%%

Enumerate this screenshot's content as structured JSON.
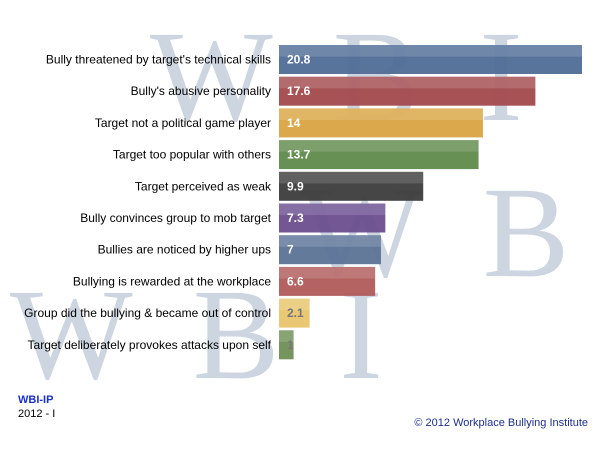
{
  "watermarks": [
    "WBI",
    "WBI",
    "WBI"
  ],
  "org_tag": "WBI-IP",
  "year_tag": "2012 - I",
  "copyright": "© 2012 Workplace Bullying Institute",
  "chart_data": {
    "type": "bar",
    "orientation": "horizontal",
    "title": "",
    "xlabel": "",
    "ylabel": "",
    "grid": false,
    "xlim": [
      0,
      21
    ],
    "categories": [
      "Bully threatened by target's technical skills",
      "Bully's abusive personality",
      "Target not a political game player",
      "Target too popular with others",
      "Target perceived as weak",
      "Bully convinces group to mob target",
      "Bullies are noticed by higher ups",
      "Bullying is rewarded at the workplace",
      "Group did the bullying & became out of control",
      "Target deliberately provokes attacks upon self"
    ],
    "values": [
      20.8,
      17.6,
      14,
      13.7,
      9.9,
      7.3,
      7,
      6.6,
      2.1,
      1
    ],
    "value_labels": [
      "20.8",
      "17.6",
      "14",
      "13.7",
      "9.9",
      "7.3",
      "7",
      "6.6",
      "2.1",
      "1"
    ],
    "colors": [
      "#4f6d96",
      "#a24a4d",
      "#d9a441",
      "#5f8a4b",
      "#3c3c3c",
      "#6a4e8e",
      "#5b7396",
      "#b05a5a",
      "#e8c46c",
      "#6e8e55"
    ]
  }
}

%%
%%

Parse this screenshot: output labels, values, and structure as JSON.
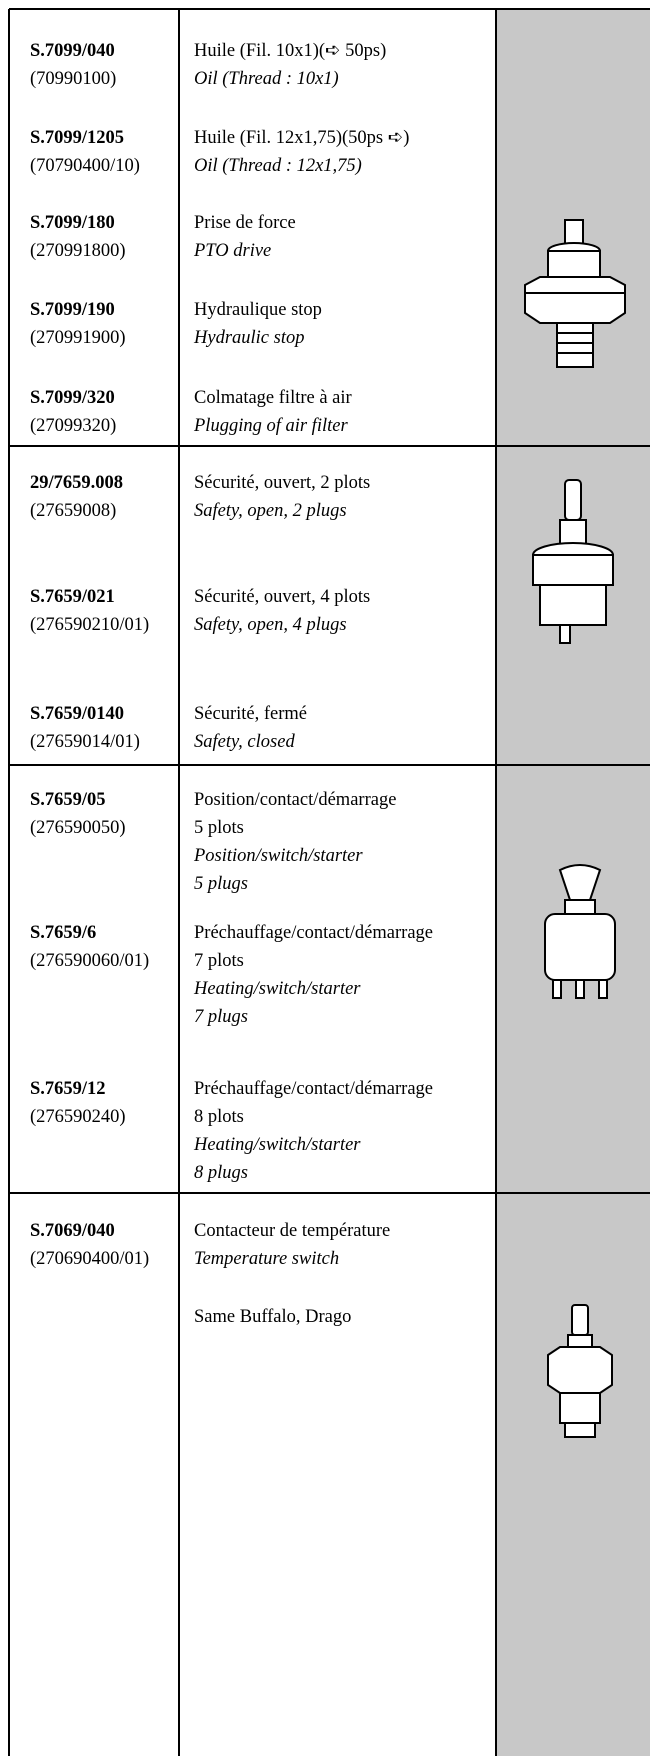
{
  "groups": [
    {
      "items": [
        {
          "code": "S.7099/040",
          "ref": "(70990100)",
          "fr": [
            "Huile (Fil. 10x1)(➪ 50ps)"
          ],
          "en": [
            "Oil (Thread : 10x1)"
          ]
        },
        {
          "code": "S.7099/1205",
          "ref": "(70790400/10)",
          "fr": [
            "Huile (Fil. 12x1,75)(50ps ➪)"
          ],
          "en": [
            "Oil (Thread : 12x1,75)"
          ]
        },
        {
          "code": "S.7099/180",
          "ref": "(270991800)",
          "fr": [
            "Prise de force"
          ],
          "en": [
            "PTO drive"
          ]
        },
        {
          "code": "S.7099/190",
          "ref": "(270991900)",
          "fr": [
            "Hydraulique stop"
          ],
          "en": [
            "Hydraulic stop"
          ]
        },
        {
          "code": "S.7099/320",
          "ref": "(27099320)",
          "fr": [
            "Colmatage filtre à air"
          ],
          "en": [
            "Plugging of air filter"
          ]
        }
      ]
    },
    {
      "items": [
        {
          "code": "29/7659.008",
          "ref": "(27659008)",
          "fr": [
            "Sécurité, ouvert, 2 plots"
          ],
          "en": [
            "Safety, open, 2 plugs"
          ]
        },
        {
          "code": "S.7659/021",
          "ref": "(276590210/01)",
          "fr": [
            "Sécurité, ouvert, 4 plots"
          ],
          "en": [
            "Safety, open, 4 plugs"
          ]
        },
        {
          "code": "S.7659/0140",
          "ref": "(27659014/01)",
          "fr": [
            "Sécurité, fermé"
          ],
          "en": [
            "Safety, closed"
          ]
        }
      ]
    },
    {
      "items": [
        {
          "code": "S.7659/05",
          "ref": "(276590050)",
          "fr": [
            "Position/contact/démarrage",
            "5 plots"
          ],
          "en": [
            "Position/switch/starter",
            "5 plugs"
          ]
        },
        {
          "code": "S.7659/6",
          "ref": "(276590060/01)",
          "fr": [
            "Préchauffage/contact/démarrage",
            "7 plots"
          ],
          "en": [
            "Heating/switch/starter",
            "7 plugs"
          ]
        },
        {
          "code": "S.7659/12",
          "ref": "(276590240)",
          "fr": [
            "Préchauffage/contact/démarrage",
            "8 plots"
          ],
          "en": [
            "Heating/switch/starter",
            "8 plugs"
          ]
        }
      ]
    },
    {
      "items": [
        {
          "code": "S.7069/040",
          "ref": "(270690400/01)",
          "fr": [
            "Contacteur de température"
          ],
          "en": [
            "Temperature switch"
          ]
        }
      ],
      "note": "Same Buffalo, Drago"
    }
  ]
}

%%

Short problem:
Every line in the data above that contains "switch" needs to be copied.

Completed exercise:
            "Position/switch/starter",
            "Heating/switch/starter",
            "Heating/switch/starter",
            "Temperature switch"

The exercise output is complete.